Exercise materials =
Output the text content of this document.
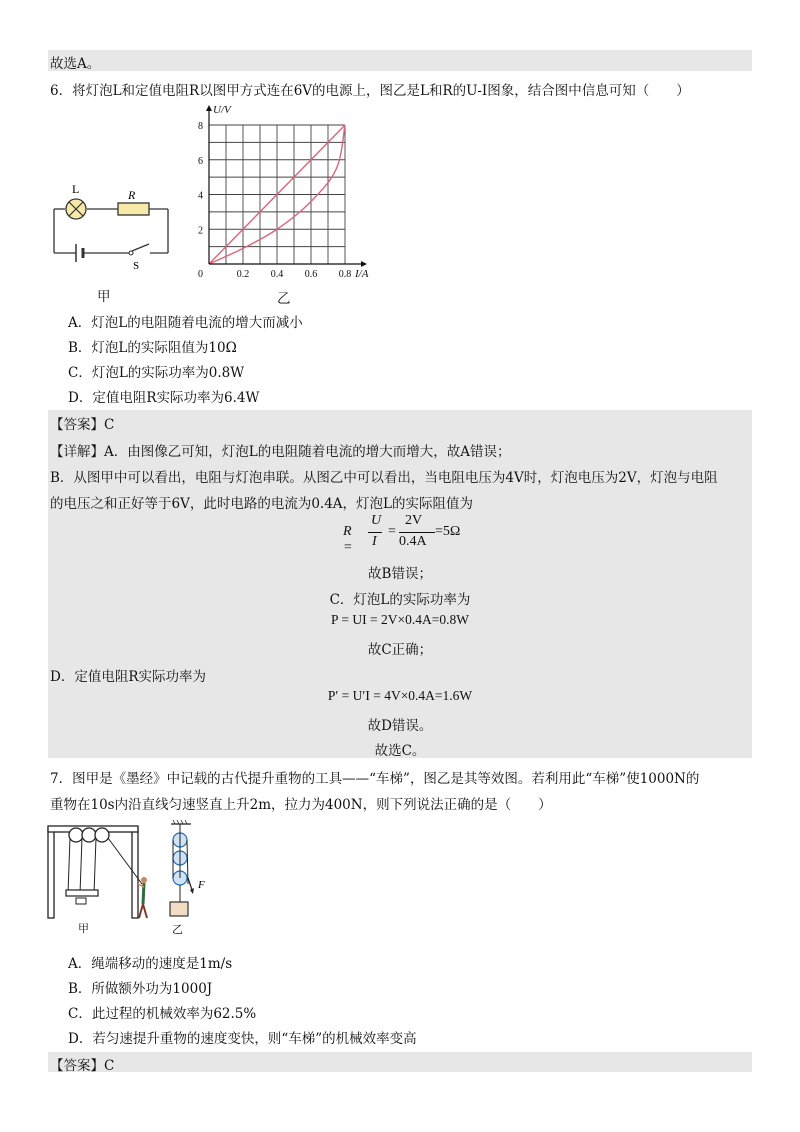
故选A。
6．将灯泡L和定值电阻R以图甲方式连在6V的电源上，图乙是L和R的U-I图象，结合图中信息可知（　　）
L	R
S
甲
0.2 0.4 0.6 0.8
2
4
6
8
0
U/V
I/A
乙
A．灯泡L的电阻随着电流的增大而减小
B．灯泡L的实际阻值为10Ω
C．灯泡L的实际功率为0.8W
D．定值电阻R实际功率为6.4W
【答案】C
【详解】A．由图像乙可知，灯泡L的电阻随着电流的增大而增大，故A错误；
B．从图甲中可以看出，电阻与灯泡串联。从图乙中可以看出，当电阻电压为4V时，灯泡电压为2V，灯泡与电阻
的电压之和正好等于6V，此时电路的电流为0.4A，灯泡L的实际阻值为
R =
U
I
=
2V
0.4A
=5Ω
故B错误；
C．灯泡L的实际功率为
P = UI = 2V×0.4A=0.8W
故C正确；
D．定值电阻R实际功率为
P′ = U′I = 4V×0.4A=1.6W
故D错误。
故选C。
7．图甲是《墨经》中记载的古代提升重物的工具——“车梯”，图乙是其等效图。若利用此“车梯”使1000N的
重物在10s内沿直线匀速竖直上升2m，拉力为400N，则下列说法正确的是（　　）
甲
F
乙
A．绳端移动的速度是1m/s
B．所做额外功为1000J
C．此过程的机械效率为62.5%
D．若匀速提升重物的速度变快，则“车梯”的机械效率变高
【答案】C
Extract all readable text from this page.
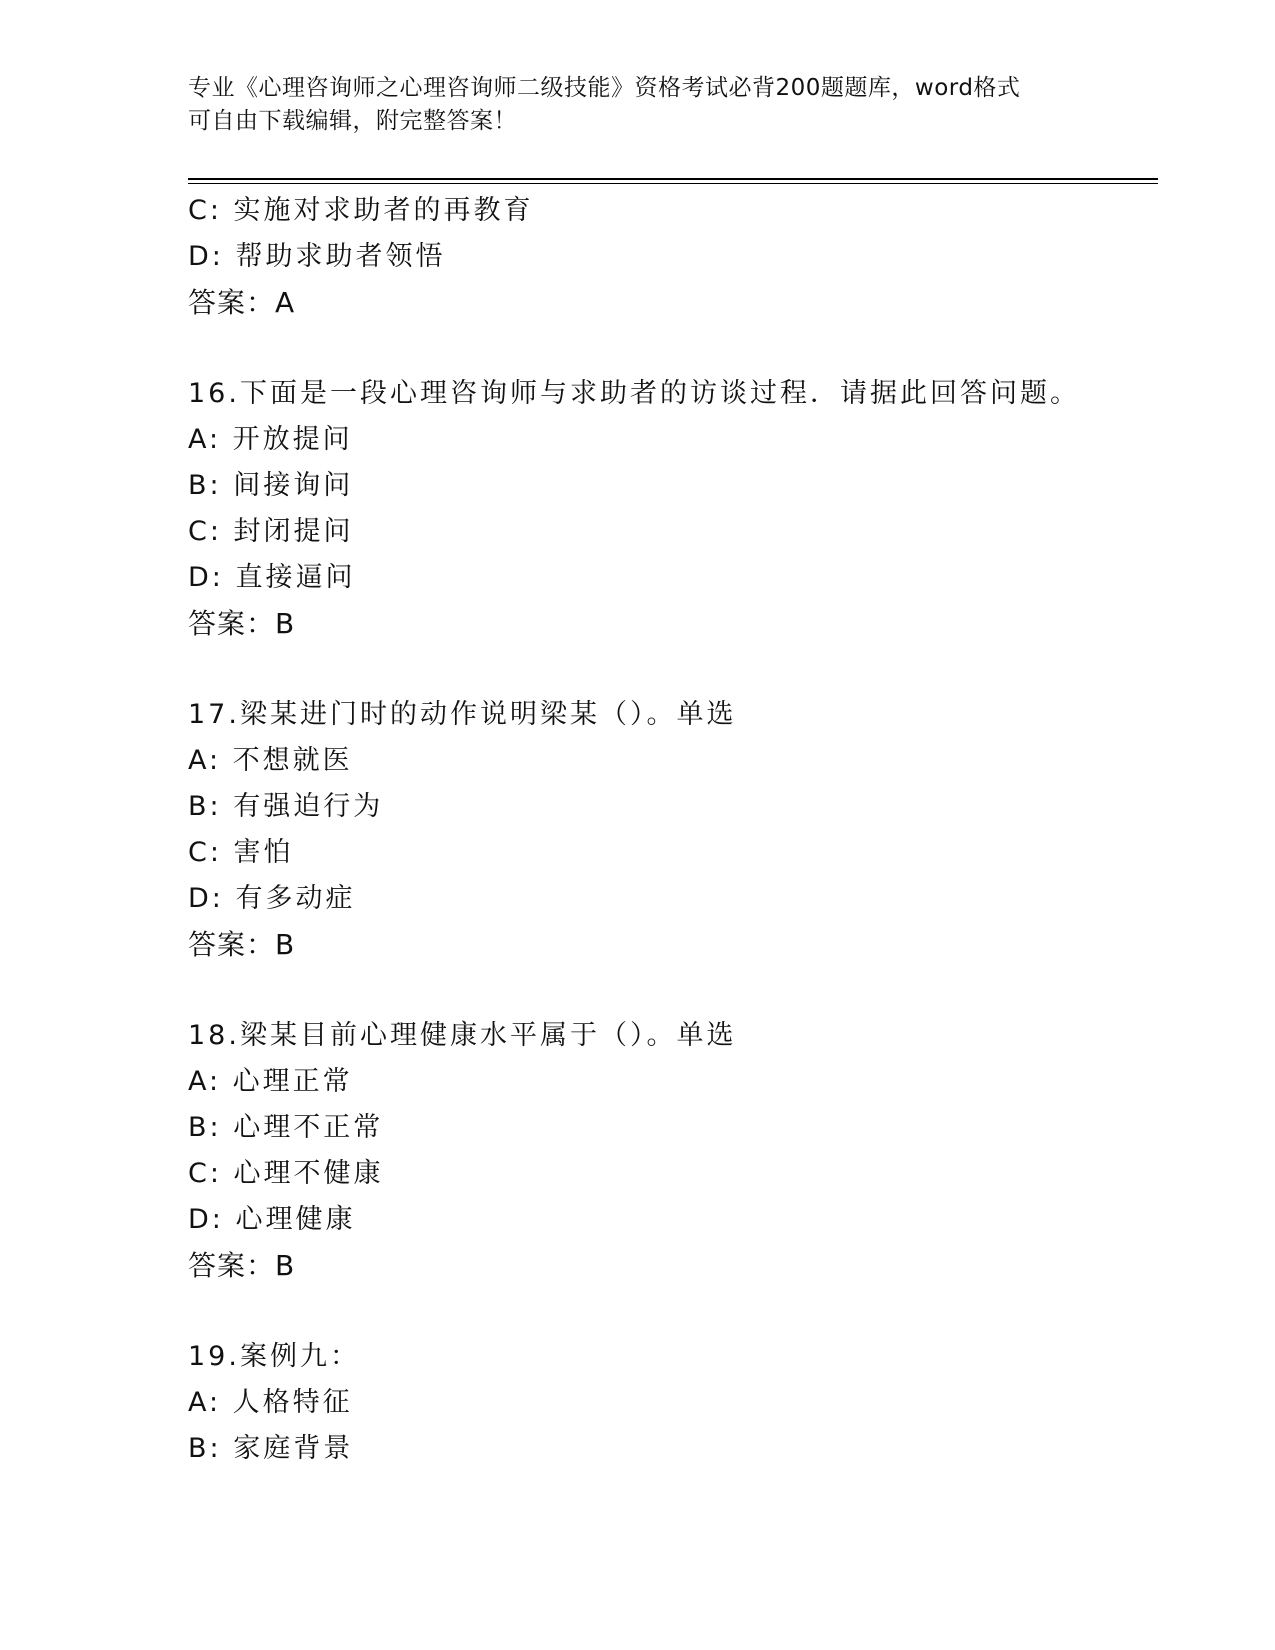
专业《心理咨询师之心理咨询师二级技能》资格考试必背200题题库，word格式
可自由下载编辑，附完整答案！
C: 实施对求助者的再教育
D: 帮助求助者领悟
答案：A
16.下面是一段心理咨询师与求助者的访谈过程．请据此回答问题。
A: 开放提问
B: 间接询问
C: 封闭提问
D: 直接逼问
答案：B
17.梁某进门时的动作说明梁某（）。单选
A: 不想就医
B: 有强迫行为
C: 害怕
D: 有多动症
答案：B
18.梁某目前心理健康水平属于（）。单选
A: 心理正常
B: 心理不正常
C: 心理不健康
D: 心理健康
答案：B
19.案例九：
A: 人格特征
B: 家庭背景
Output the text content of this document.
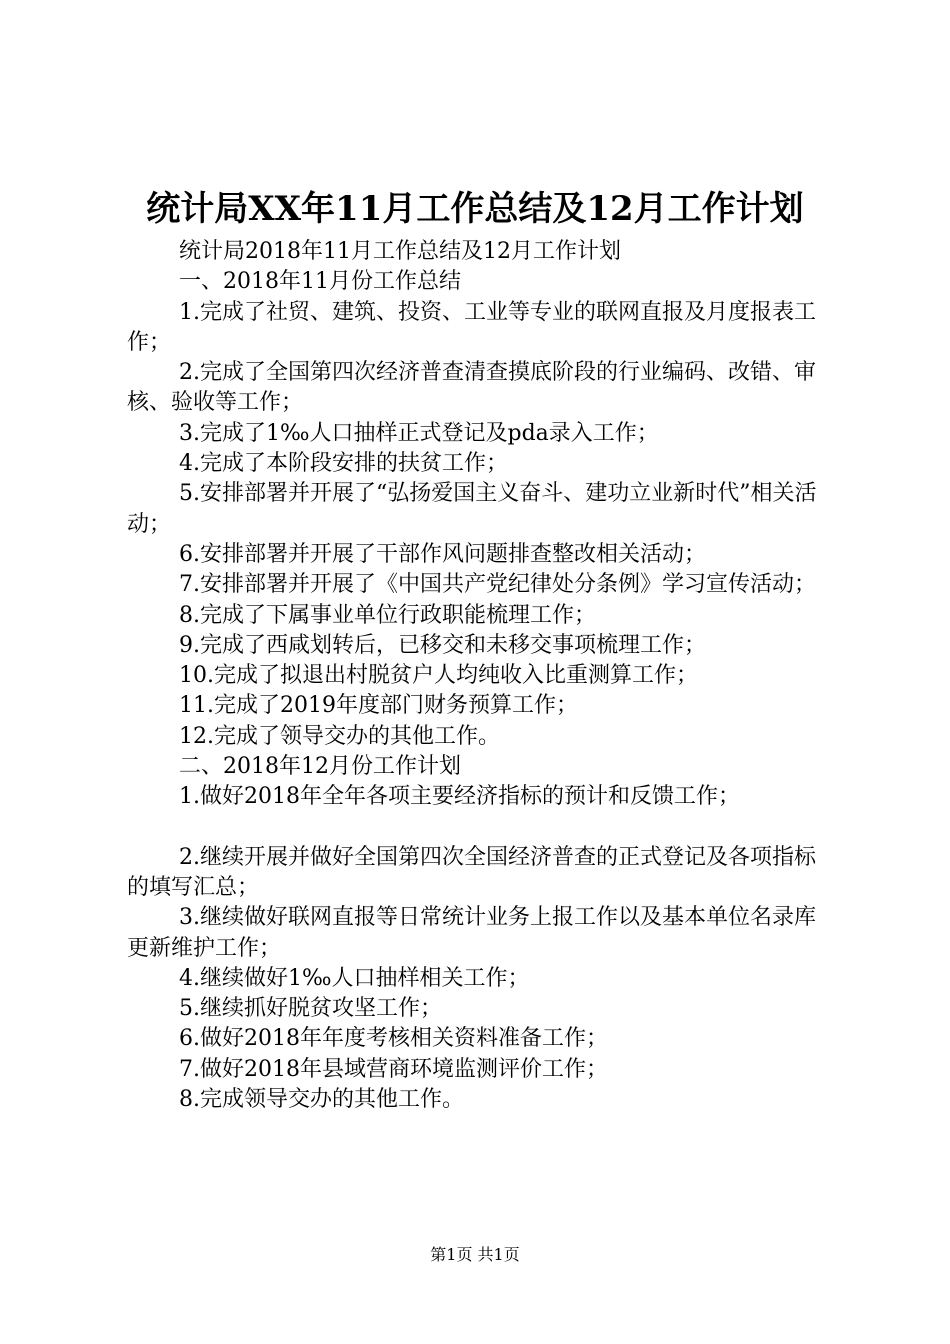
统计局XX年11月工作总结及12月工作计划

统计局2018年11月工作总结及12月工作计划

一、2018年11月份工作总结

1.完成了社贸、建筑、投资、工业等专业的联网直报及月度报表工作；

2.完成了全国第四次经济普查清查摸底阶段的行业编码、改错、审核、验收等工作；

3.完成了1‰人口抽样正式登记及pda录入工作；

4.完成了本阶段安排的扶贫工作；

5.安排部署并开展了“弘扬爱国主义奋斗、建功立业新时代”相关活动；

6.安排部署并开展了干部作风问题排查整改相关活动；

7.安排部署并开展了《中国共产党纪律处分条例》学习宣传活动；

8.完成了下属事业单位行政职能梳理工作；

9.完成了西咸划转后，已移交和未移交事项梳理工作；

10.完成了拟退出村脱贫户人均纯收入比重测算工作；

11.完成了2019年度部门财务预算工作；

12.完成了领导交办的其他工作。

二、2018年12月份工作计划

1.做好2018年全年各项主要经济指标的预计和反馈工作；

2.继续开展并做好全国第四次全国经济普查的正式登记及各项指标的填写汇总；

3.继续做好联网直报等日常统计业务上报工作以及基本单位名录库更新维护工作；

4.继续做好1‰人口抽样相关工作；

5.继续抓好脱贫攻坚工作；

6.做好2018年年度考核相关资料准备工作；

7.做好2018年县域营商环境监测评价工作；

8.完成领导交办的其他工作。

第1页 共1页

Requirement =
Repeat the listing verbatim. Skip the pictures.

Exercise response =
Output the text content of this document.
故选A。
6．将灯泡L和定值电阻R以图甲方式连在6V的电源上，图乙是L和R的U-I图象，结合图中信息可知（　　）
L	R
S
甲
0.2 0.4 0.6 0.8
2
4
6
8
0
U/V
I/A
乙
A．灯泡L的电阻随着电流的增大而减小
B．灯泡L的实际阻值为10Ω
C．灯泡L的实际功率为0.8W
D．定值电阻R实际功率为6.4W
【答案】C
【详解】A．由图像乙可知，灯泡L的电阻随着电流的增大而增大，故A错误；
B．从图甲中可以看出，电阻与灯泡串联。从图乙中可以看出，当电阻电压为4V时，灯泡电压为2V，灯泡与电阻
的电压之和正好等于6V，此时电路的电流为0.4A，灯泡L的实际阻值为
R =
U
I
=
2V
0.4A
=5Ω
故B错误；
C．灯泡L的实际功率为
P = UI = 2V×0.4A=0.8W
故C正确；
D．定值电阻R实际功率为
P′ = U′I = 4V×0.4A=1.6W
故D错误。
故选C。
7．图甲是《墨经》中记载的古代提升重物的工具——“车梯”，图乙是其等效图。若利用此“车梯”使1000N的
重物在10s内沿直线匀速竖直上升2m，拉力为400N，则下列说法正确的是（　　）
甲
F
乙
A．绳端移动的速度是1m/s
B．所做额外功为1000J
C．此过程的机械效率为62.5%
D．若匀速提升重物的速度变快，则“车梯”的机械效率变高
【答案】C
Extract all readable text from this page.
专业《心理咨询师之心理咨询师二级技能》资格考试必背200题题库，word格式
可自由下载编辑，附完整答案！
C: 实施对求助者的再教育
D: 帮助求助者领悟
答案：A
16.下面是一段心理咨询师与求助者的访谈过程．请据此回答问题。
A: 开放提问
B: 间接询问
C: 封闭提问
D: 直接逼问
答案：B
17.梁某进门时的动作说明梁某（）。单选
A: 不想就医
B: 有强迫行为
C: 害怕
D: 有多动症
答案：B
18.梁某目前心理健康水平属于（）。单选
A: 心理正常
B: 心理不正常
C: 心理不健康
D: 心理健康
答案：B
19.案例九：
A: 人格特征
B: 家庭背景
Output the text content of this document.
统计局XX年11月工作总结及12月工作计划

统计局2018年11月工作总结及12月工作计划

一、2018年11月份工作总结

1.完成了社贸、建筑、投资、工业等专业的联网直报及月度报表工作；

2.完成了全国第四次经济普查清查摸底阶段的行业编码、改错、审核、验收等工作；

3.完成了1‰人口抽样正式登记及pda录入工作；

4.完成了本阶段安排的扶贫工作；

5.安排部署并开展了“弘扬爱国主义奋斗、建功立业新时代”相关活动；

6.安排部署并开展了干部作风问题排查整改相关活动；

7.安排部署并开展了《中国共产党纪律处分条例》学习宣传活动；

8.完成了下属事业单位行政职能梳理工作；

9.完成了西咸划转后，已移交和未移交事项梳理工作；

10.完成了拟退出村脱贫户人均纯收入比重测算工作；

11.完成了2019年度部门财务预算工作；

12.完成了领导交办的其他工作。

二、2018年12月份工作计划

1.做好2018年全年各项主要经济指标的预计和反馈工作；

2.继续开展并做好全国第四次全国经济普查的正式登记及各项指标的填写汇总；

3.继续做好联网直报等日常统计业务上报工作以及基本单位名录库更新维护工作；

4.继续做好1‰人口抽样相关工作；

5.继续抓好脱贫攻坚工作；

6.做好2018年年度考核相关资料准备工作；

7.做好2018年县域营商环境监测评价工作；

8.完成领导交办的其他工作。

第1页 共1页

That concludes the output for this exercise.